● **What needs to be done**
Send back all the data below, exactly as given.

Data entries:
• • • • •
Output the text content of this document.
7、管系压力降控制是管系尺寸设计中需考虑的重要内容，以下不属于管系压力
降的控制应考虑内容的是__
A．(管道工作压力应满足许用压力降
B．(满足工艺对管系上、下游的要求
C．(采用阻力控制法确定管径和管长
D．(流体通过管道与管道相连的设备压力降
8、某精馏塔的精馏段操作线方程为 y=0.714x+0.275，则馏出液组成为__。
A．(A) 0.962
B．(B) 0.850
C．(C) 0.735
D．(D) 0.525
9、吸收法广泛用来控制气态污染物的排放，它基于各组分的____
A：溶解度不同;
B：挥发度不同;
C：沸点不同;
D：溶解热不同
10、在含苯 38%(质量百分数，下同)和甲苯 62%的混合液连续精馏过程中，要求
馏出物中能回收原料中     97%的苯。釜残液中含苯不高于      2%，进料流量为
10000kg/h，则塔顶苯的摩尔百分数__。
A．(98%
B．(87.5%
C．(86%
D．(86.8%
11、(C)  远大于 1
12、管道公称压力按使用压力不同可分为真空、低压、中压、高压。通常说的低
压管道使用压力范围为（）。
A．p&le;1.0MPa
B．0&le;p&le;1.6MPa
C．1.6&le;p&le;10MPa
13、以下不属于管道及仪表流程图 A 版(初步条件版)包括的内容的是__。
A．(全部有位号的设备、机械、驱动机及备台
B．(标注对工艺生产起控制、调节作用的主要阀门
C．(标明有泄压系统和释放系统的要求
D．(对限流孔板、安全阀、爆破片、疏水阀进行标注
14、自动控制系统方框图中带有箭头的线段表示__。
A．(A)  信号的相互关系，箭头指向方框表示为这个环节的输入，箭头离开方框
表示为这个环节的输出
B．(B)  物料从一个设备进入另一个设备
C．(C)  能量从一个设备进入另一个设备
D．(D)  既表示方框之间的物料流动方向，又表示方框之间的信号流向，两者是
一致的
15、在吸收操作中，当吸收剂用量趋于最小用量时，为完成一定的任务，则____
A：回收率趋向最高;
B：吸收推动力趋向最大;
• • • • •
● **Result of the task**
Output the text content of this document.
7、管系压力降控制是管系尺寸设计中需考虑的重要内容，以下不属于管系压力
降的控制应考虑内容的是__
A．(管道工作压力应满足许用压力降
B．(满足工艺对管系上、下游的要求
C．(采用阻力控制法确定管径和管长
D．(流体通过管道与管道相连的设备压力降
8、某精馏塔的精馏段操作线方程为 y=0.714x+0.275，则馏出液组成为__。
A．(A) 0.962
B．(B) 0.850
C．(C) 0.735
D．(D) 0.525
9、吸收法广泛用来控制气态污染物的排放，它基于各组分的____
A：溶解度不同;
B：挥发度不同;
C：沸点不同;
D：溶解热不同
10、在含苯 38%(质量百分数，下同)和甲苯 62%的混合液连续精馏过程中，要求
馏出物中能回收原料中     97%的苯。釜残液中含苯不高于      2%，进料流量为
10000kg/h，则塔顶苯的摩尔百分数__。
A．(98%
B．(87.5%
C．(86%
D．(86.8%
11、(C)  远大于 1
12、管道公称压力按使用压力不同可分为真空、低压、中压、高压。通常说的低
压管道使用压力范围为（）。
A．p&le;1.0MPa
B．0&le;p&le;1.6MPa
C．1.6&le;p&le;10MPa
13、以下不属于管道及仪表流程图 A 版(初步条件版)包括的内容的是__。
A．(全部有位号的设备、机械、驱动机及备台
B．(标注对工艺生产起控制、调节作用的主要阀门
C．(标明有泄压系统和释放系统的要求
D．(对限流孔板、安全阀、爆破片、疏水阀进行标注
14、自动控制系统方框图中带有箭头的线段表示__。
A．(A)  信号的相互关系，箭头指向方框表示为这个环节的输入，箭头离开方框
表示为这个环节的输出
B．(B)  物料从一个设备进入另一个设备
C．(C)  能量从一个设备进入另一个设备
D．(D)  既表示方框之间的物料流动方向，又表示方框之间的信号流向，两者是
一致的
15、在吸收操作中，当吸收剂用量趋于最小用量时，为完成一定的任务，则____
A：回收率趋向最高;
B：吸收推动力趋向最大;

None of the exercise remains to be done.